• **INSTRUCTIONS TO FOLLOW**
Reproduce, word for word, the part of the database replication page below that falls between "Write to Primary" and "not the primary.", inclusive.

Database Replication - System Design 101

What is Database Replication?

Database replication is the process of creating and maintaining multiple copies of a database across different servers. It’s a fundamental technique for:

Scaling Reads

Distribute read traffic across multiple database servers

High Availability

Maintain service even if the primary database fails

Geographic Distribution

Place data closer to users for lower latency

The Read Replica Pattern

The most common replication setup is the read replica pattern, where:

All write operations (INSERT, UPDATE, DELETE) go to the primary database
Read operations (SELECT) are distributed across read replicas

How It Works

The diagram above illustrates a typical read replica setup:

Write to Primary

When Alice places an order on Amazon, the Order Service creates a record in the primary database.

Replication

Data is automatically replicated from the primary to two replica databases.

Read from Replicas

When Alice views order details or history, the data is served from a replica, not the primary.

┌─────────────┐
│ Application │
└──────┬──────┘
       │
       ├─────── Writes ────────┐
       │                       ▼
       │              ┌──────────────┐
       │              │   Primary    │
       │              │   Database   │
       │              └───────┬──────┘
       │                      │
       │              ┌───────┴───────┐
       │              │  Replication  │
       │              └───────┬───────┘
       │                      │
       │              ┌───────┴────────┐
       │              ▼                ▼
       │         ┌─────────┐      ┌─────────┐
       └─Reads──▶│Replica 1│      │Replica 2│
                 └─────────┘      └─────────┘

Replication Strategies

Master-Slave (Primary-Replica) Replication

The most common pattern with one primary and multiple replicas.

Characteristics

Write Path:

All writes go to primary (master)

• **INFORMATION SHOWN**
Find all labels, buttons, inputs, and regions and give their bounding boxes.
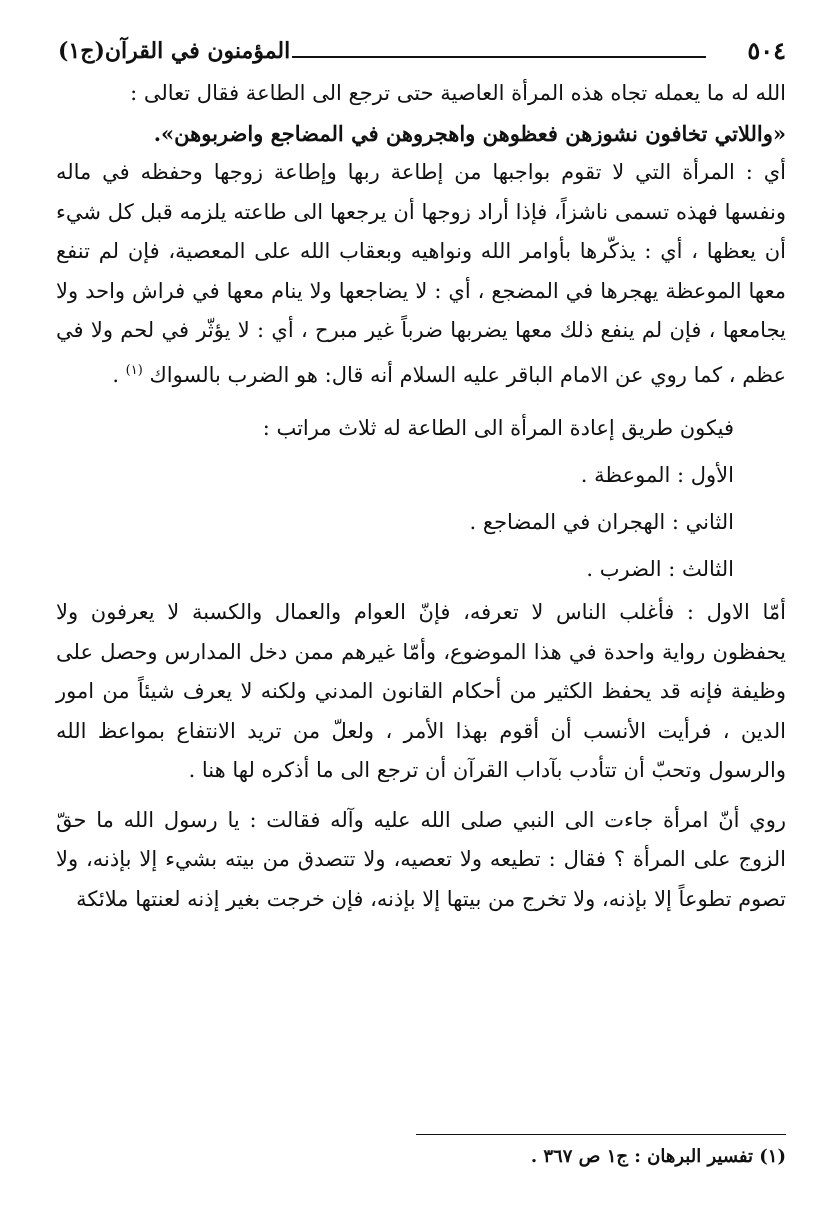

• **SOLUTION TO THIS PROBLEM**
Write to Primary

When Alice places an order on Amazon, the Order Service creates a record in the primary database.

Replication

Data is automatically replicated from the primary to two replica databases.

Read from Replicas

When Alice views order details or history, the data is served from a replica, not the primary.